**Given request**:
Leave out the images; return the rest of the data exactly.

**Data lines**:
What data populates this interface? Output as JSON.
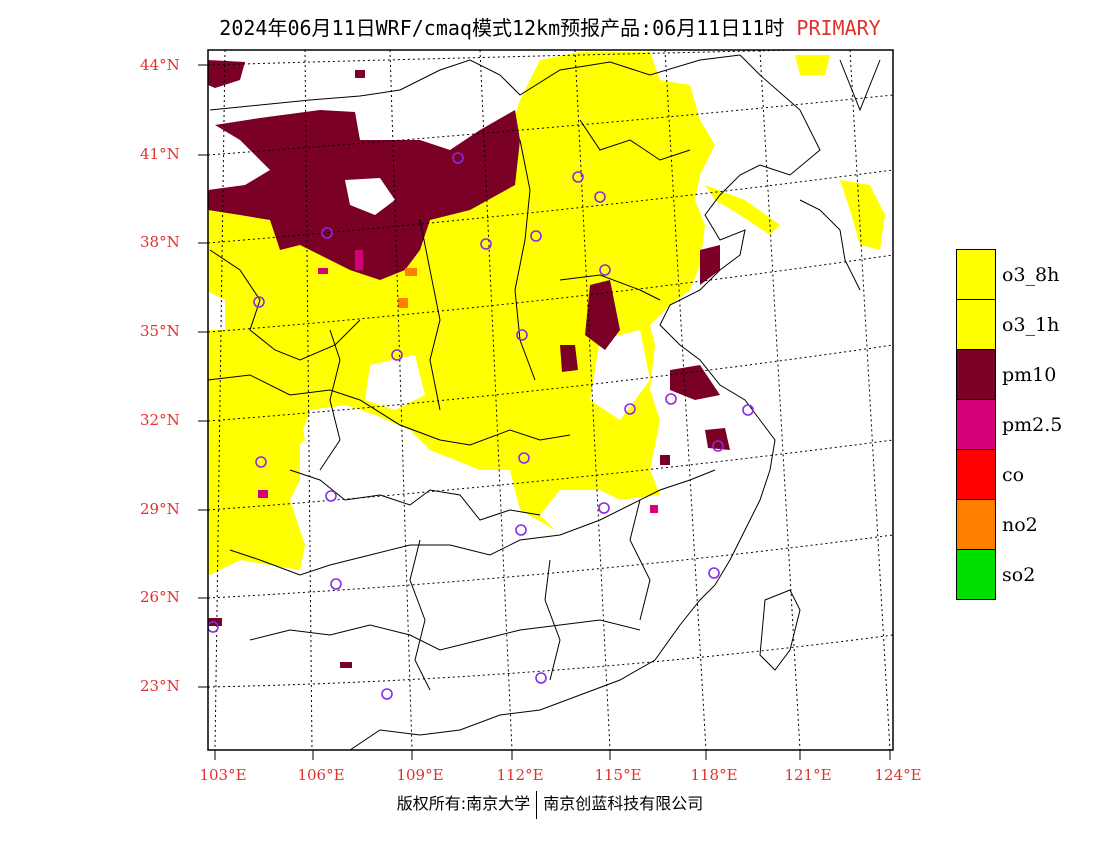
{
  "title": {
    "main": "2024年06月11日WRF/cmaq模式12km预报产品:06月11日11时",
    "product": "PRIMARY"
  },
  "axes": {
    "lat_labels": [
      "44°N",
      "41°N",
      "38°N",
      "35°N",
      "32°N",
      "29°N",
      "26°N",
      "23°N"
    ],
    "lon_labels": [
      "103°E",
      "106°E",
      "109°E",
      "112°E",
      "115°E",
      "118°E",
      "121°E",
      "124°E"
    ]
  },
  "legend": {
    "items": [
      {
        "label": "o3_8h",
        "color": "#ffff00"
      },
      {
        "label": "o3_1h",
        "color": "#ffff00"
      },
      {
        "label": "pm10",
        "color": "#7a0026"
      },
      {
        "label": "pm2.5",
        "color": "#d6007a"
      },
      {
        "label": "co",
        "color": "#ff0000"
      },
      {
        "label": "no2",
        "color": "#ff8000"
      },
      {
        "label": "so2",
        "color": "#00e000"
      }
    ]
  },
  "colors": {
    "o3": "#ffff00",
    "pm10": "#7a0026",
    "pm25": "#d6007a",
    "no2": "#ff8000",
    "station": "#8a2be2",
    "label": "#e0322d"
  },
  "copyright": {
    "left": "版权所有:南京大学",
    "right": "南京创蓝科技有限公司"
  }
}
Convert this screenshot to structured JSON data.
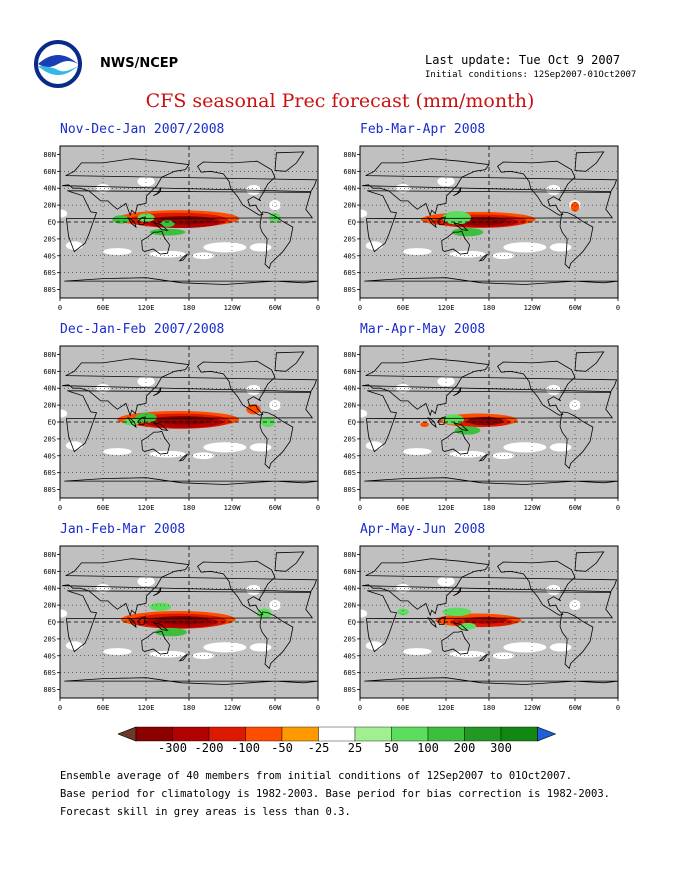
{
  "header": {
    "agency": "NWS/NCEP",
    "last_update": "Last update: Tue Oct 9 2007",
    "initial_conditions": "Initial conditions: 12Sep2007-01Oct2007",
    "main_title": "CFS seasonal Prec forecast (mm/month)"
  },
  "chart_data": [
    {
      "type": "heatmap",
      "title": "Nov-Dec-Jan 2007/2008",
      "y_ticks": [
        "80N",
        "60N",
        "40N",
        "20N",
        "EQ",
        "20S",
        "40S",
        "60S",
        "80S"
      ],
      "x_ticks": [
        "0",
        "60E",
        "120E",
        "180",
        "120W",
        "60W",
        "0"
      ],
      "grid": true
    },
    {
      "type": "heatmap",
      "title": "Feb-Mar-Apr 2008",
      "y_ticks": [
        "80N",
        "60N",
        "40N",
        "20N",
        "EQ",
        "20S",
        "40S",
        "60S",
        "80S"
      ],
      "x_ticks": [
        "0",
        "60E",
        "120E",
        "180",
        "120W",
        "60W",
        "0"
      ],
      "grid": true
    },
    {
      "type": "heatmap",
      "title": "Dec-Jan-Feb 2007/2008",
      "y_ticks": [
        "80N",
        "60N",
        "40N",
        "20N",
        "EQ",
        "20S",
        "40S",
        "60S",
        "80S"
      ],
      "x_ticks": [
        "0",
        "60E",
        "120E",
        "180",
        "120W",
        "60W",
        "0"
      ],
      "grid": true
    },
    {
      "type": "heatmap",
      "title": "Mar-Apr-May 2008",
      "y_ticks": [
        "80N",
        "60N",
        "40N",
        "20N",
        "EQ",
        "20S",
        "40S",
        "60S",
        "80S"
      ],
      "x_ticks": [
        "0",
        "60E",
        "120E",
        "180",
        "120W",
        "60W",
        "0"
      ],
      "grid": true
    },
    {
      "type": "heatmap",
      "title": "Jan-Feb-Mar 2008",
      "y_ticks": [
        "80N",
        "60N",
        "40N",
        "20N",
        "EQ",
        "20S",
        "40S",
        "60S",
        "80S"
      ],
      "x_ticks": [
        "0",
        "60E",
        "120E",
        "180",
        "120W",
        "60W",
        "0"
      ],
      "grid": true
    },
    {
      "type": "heatmap",
      "title": "Apr-May-Jun 2008",
      "y_ticks": [
        "80N",
        "60N",
        "40N",
        "20N",
        "EQ",
        "20S",
        "40S",
        "60S",
        "80S"
      ],
      "x_ticks": [
        "0",
        "60E",
        "120E",
        "180",
        "120W",
        "60W",
        "0"
      ],
      "grid": true
    }
  ],
  "colorbar": {
    "labels": [
      "-300",
      "-200",
      "-100",
      "-50",
      "-25",
      "25",
      "50",
      "100",
      "200",
      "300"
    ],
    "colors": [
      "#6b3a2a",
      "#8c0000",
      "#b30000",
      "#dd1a00",
      "#ff4d00",
      "#ff9900",
      "#ffffff",
      "#a0f090",
      "#5ddd5d",
      "#3cbf3c",
      "#229922",
      "#118811",
      "#1e5fd8"
    ]
  },
  "colors": {
    "low_skill_grey": "#c0c0c0",
    "title_red": "#cc1010",
    "panel_title_blue": "#1a2ccc"
  },
  "footer": {
    "line1": "Ensemble average of 40 members from initial conditions of 12Sep2007 to 01Oct2007.",
    "line2": "Base period for climatology is 1982-2003. Base period for bias correction is 1982-2003.",
    "line3": "Forecast skill in grey areas is less than 0.3."
  }
}
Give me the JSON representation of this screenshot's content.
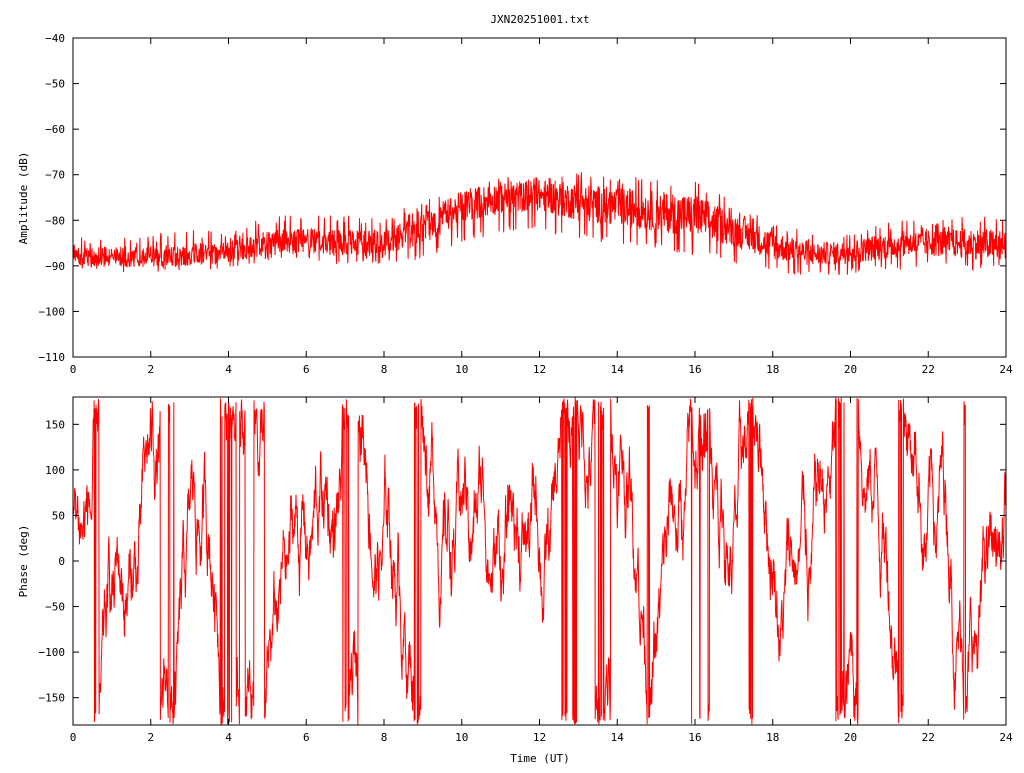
{
  "title": "JXN20251001.txt",
  "chart_data": [
    {
      "type": "line",
      "title": "JXN20251001.txt",
      "xlabel": "",
      "ylabel": "Amplitude (dB)",
      "xlim": [
        0,
        24
      ],
      "ylim": [
        -110,
        -40
      ],
      "xticks": [
        "0",
        "2",
        "4",
        "6",
        "8",
        "10",
        "12",
        "14",
        "16",
        "18",
        "20",
        "22",
        "24"
      ],
      "yticks": [
        "-40",
        "-50",
        "-60",
        "-70",
        "-80",
        "-90",
        "-100",
        "-110"
      ],
      "grid": false,
      "series": [
        {
          "color": "#ff0000",
          "x": [
            0,
            1,
            2,
            3,
            4,
            5,
            6,
            7,
            8,
            9,
            10,
            11,
            12,
            13,
            14,
            15,
            16,
            17,
            18,
            19,
            20,
            21,
            22,
            23,
            24
          ],
          "mean": [
            -88,
            -88,
            -88,
            -87.5,
            -87,
            -85,
            -84.5,
            -85,
            -85,
            -82,
            -77,
            -75,
            -74.5,
            -76,
            -77,
            -78,
            -79,
            -82,
            -85.5,
            -87.5,
            -87,
            -85.5,
            -85,
            -85,
            -85.5
          ],
          "low": [
            -91,
            -91.5,
            -91.5,
            -91,
            -90.5,
            -89,
            -88.5,
            -90,
            -89.5,
            -88.5,
            -85,
            -83,
            -82.5,
            -84,
            -85.5,
            -86.5,
            -88,
            -89.5,
            -91.5,
            -92.5,
            -92,
            -91,
            -90.5,
            -91,
            -91
          ],
          "high": [
            -84,
            -83,
            -83,
            -82,
            -82.5,
            -79,
            -78.5,
            -79,
            -78.5,
            -76,
            -72,
            -70,
            -70,
            -69,
            -70,
            -70.5,
            -71,
            -76,
            -80,
            -83,
            -83,
            -80,
            -80,
            -79,
            -78
          ]
        }
      ]
    },
    {
      "type": "line",
      "title": "",
      "xlabel": "Time (UT)",
      "ylabel": "Phase (deg)",
      "xlim": [
        0,
        24
      ],
      "ylim": [
        -180,
        180
      ],
      "xticks": [
        "0",
        "2",
        "4",
        "6",
        "8",
        "10",
        "12",
        "14",
        "16",
        "18",
        "20",
        "22",
        "24"
      ],
      "yticks": [
        "150",
        "100",
        "50",
        "0",
        "-50",
        "-100",
        "-150"
      ],
      "grid": false,
      "series": [
        {
          "color": "#ff0000",
          "values_range": [
            -180,
            180
          ],
          "wraps_at": 180
        }
      ]
    }
  ]
}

**Result**:
What data populates this interface? Output as JSON.
{
  "title": {
    "main": "2024年06月11日WRF/cmaq模式12km预报产品:06月11日11时",
    "product": "PRIMARY"
  },
  "axes": {
    "lat_labels": [
      "44°N",
      "41°N",
      "38°N",
      "35°N",
      "32°N",
      "29°N",
      "26°N",
      "23°N"
    ],
    "lon_labels": [
      "103°E",
      "106°E",
      "109°E",
      "112°E",
      "115°E",
      "118°E",
      "121°E",
      "124°E"
    ]
  },
  "legend": {
    "items": [
      {
        "label": "o3_8h",
        "color": "#ffff00"
      },
      {
        "label": "o3_1h",
        "color": "#ffff00"
      },
      {
        "label": "pm10",
        "color": "#7a0026"
      },
      {
        "label": "pm2.5",
        "color": "#d6007a"
      },
      {
        "label": "co",
        "color": "#ff0000"
      },
      {
        "label": "no2",
        "color": "#ff8000"
      },
      {
        "label": "so2",
        "color": "#00e000"
      }
    ]
  },
  "colors": {
    "o3": "#ffff00",
    "pm10": "#7a0026",
    "pm25": "#d6007a",
    "no2": "#ff8000",
    "station": "#8a2be2",
    "label": "#e0322d"
  },
  "copyright": {
    "left": "版权所有:南京大学",
    "right": "南京创蓝科技有限公司"
  }
}
Convert this screenshot to structured JSON data.
{
  "header": {
    "agency": "NWS/NCEP",
    "last_update": "Last update: Tue Oct 9 2007",
    "initial_conditions": "Initial conditions: 12Sep2007-01Oct2007",
    "main_title": "CFS seasonal Prec forecast (mm/month)"
  },
  "chart_data": [
    {
      "type": "heatmap",
      "title": "Nov-Dec-Jan 2007/2008",
      "y_ticks": [
        "80N",
        "60N",
        "40N",
        "20N",
        "EQ",
        "20S",
        "40S",
        "60S",
        "80S"
      ],
      "x_ticks": [
        "0",
        "60E",
        "120E",
        "180",
        "120W",
        "60W",
        "0"
      ],
      "grid": true
    },
    {
      "type": "heatmap",
      "title": "Feb-Mar-Apr 2008",
      "y_ticks": [
        "80N",
        "60N",
        "40N",
        "20N",
        "EQ",
        "20S",
        "40S",
        "60S",
        "80S"
      ],
      "x_ticks": [
        "0",
        "60E",
        "120E",
        "180",
        "120W",
        "60W",
        "0"
      ],
      "grid": true
    },
    {
      "type": "heatmap",
      "title": "Dec-Jan-Feb 2007/2008",
      "y_ticks": [
        "80N",
        "60N",
        "40N",
        "20N",
        "EQ",
        "20S",
        "40S",
        "60S",
        "80S"
      ],
      "x_ticks": [
        "0",
        "60E",
        "120E",
        "180",
        "120W",
        "60W",
        "0"
      ],
      "grid": true
    },
    {
      "type": "heatmap",
      "title": "Mar-Apr-May 2008",
      "y_ticks": [
        "80N",
        "60N",
        "40N",
        "20N",
        "EQ",
        "20S",
        "40S",
        "60S",
        "80S"
      ],
      "x_ticks": [
        "0",
        "60E",
        "120E",
        "180",
        "120W",
        "60W",
        "0"
      ],
      "grid": true
    },
    {
      "type": "heatmap",
      "title": "Jan-Feb-Mar 2008",
      "y_ticks": [
        "80N",
        "60N",
        "40N",
        "20N",
        "EQ",
        "20S",
        "40S",
        "60S",
        "80S"
      ],
      "x_ticks": [
        "0",
        "60E",
        "120E",
        "180",
        "120W",
        "60W",
        "0"
      ],
      "grid": true
    },
    {
      "type": "heatmap",
      "title": "Apr-May-Jun 2008",
      "y_ticks": [
        "80N",
        "60N",
        "40N",
        "20N",
        "EQ",
        "20S",
        "40S",
        "60S",
        "80S"
      ],
      "x_ticks": [
        "0",
        "60E",
        "120E",
        "180",
        "120W",
        "60W",
        "0"
      ],
      "grid": true
    }
  ],
  "colorbar": {
    "labels": [
      "-300",
      "-200",
      "-100",
      "-50",
      "-25",
      "25",
      "50",
      "100",
      "200",
      "300"
    ],
    "colors": [
      "#6b3a2a",
      "#8c0000",
      "#b30000",
      "#dd1a00",
      "#ff4d00",
      "#ff9900",
      "#ffffff",
      "#a0f090",
      "#5ddd5d",
      "#3cbf3c",
      "#229922",
      "#118811",
      "#1e5fd8"
    ]
  },
  "colors": {
    "low_skill_grey": "#c0c0c0",
    "title_red": "#cc1010",
    "panel_title_blue": "#1a2ccc"
  },
  "footer": {
    "line1": "Ensemble average of 40 members from initial conditions of 12Sep2007 to 01Oct2007.",
    "line2": "Base period for climatology is 1982-2003. Base period for bias correction is 1982-2003.",
    "line3": "Forecast skill in grey areas is less than 0.3."
  }
}
Give me the JSON representation of this screenshot's content.
{
  "title": "JXN20251001.txt",
  "chart_data": [
    {
      "type": "line",
      "title": "JXN20251001.txt",
      "xlabel": "",
      "ylabel": "Amplitude (dB)",
      "xlim": [
        0,
        24
      ],
      "ylim": [
        -110,
        -40
      ],
      "xticks": [
        "0",
        "2",
        "4",
        "6",
        "8",
        "10",
        "12",
        "14",
        "16",
        "18",
        "20",
        "22",
        "24"
      ],
      "yticks": [
        "-40",
        "-50",
        "-60",
        "-70",
        "-80",
        "-90",
        "-100",
        "-110"
      ],
      "grid": false,
      "series": [
        {
          "color": "#ff0000",
          "x": [
            0,
            1,
            2,
            3,
            4,
            5,
            6,
            7,
            8,
            9,
            10,
            11,
            12,
            13,
            14,
            15,
            16,
            17,
            18,
            19,
            20,
            21,
            22,
            23,
            24
          ],
          "mean": [
            -88,
            -88,
            -88,
            -87.5,
            -87,
            -85,
            -84.5,
            -85,
            -85,
            -82,
            -77,
            -75,
            -74.5,
            -76,
            -77,
            -78,
            -79,
            -82,
            -85.5,
            -87.5,
            -87,
            -85.5,
            -85,
            -85,
            -85.5
          ],
          "low": [
            -91,
            -91.5,
            -91.5,
            -91,
            -90.5,
            -89,
            -88.5,
            -90,
            -89.5,
            -88.5,
            -85,
            -83,
            -82.5,
            -84,
            -85.5,
            -86.5,
            -88,
            -89.5,
            -91.5,
            -92.5,
            -92,
            -91,
            -90.5,
            -91,
            -91
          ],
          "high": [
            -84,
            -83,
            -83,
            -82,
            -82.5,
            -79,
            -78.5,
            -79,
            -78.5,
            -76,
            -72,
            -70,
            -70,
            -69,
            -70,
            -70.5,
            -71,
            -76,
            -80,
            -83,
            -83,
            -80,
            -80,
            -79,
            -78
          ]
        }
      ]
    },
    {
      "type": "line",
      "title": "",
      "xlabel": "Time (UT)",
      "ylabel": "Phase (deg)",
      "xlim": [
        0,
        24
      ],
      "ylim": [
        -180,
        180
      ],
      "xticks": [
        "0",
        "2",
        "4",
        "6",
        "8",
        "10",
        "12",
        "14",
        "16",
        "18",
        "20",
        "22",
        "24"
      ],
      "yticks": [
        "150",
        "100",
        "50",
        "0",
        "-50",
        "-100",
        "-150"
      ],
      "grid": false,
      "series": [
        {
          "color": "#ff0000",
          "values_range": [
            -180,
            180
          ],
          "wraps_at": 180
        }
      ]
    }
  ]
}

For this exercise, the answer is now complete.